Identify every line containing the word "cost" and reproduce each one.

Collection entries
───
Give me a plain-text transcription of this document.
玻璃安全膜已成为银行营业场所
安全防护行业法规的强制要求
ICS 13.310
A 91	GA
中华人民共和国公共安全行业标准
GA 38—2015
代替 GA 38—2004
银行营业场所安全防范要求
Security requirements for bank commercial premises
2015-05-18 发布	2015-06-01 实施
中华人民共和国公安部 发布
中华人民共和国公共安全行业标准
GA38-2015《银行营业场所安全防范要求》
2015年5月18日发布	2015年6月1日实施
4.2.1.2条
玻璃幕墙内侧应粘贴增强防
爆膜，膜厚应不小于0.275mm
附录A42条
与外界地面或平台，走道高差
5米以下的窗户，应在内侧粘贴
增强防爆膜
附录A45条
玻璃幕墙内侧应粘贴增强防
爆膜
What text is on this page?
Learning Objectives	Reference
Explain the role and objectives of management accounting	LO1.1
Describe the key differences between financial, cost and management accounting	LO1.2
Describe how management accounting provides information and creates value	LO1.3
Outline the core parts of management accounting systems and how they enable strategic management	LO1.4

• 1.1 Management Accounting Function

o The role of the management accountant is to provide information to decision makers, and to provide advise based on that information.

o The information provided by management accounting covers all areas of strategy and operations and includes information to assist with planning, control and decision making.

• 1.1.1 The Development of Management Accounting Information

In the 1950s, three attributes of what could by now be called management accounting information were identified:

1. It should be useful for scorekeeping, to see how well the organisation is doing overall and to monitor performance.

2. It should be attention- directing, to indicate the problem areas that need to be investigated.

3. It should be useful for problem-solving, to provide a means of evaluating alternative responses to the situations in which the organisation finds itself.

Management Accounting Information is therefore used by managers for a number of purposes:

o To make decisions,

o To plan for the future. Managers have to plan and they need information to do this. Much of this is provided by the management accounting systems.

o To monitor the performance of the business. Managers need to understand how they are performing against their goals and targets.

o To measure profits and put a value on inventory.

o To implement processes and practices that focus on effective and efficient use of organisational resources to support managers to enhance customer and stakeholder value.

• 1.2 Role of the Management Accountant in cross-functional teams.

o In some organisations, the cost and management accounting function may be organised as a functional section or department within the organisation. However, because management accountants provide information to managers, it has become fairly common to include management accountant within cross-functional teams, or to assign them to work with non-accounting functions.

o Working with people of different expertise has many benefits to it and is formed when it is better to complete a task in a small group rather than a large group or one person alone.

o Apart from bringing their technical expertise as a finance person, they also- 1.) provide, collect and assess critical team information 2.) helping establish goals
───
EXERCISE RESPONSE =
Describe the key differences between financial, cost and management accounting	LO1.2
o In some organisations, the cost and management accounting function may be organised as a functional section or department within the organisation. However, because management accountants provide information to managers, it has become fairly common to include management accountant within cross-functional teams, or to assign them to work with non-accounting functions.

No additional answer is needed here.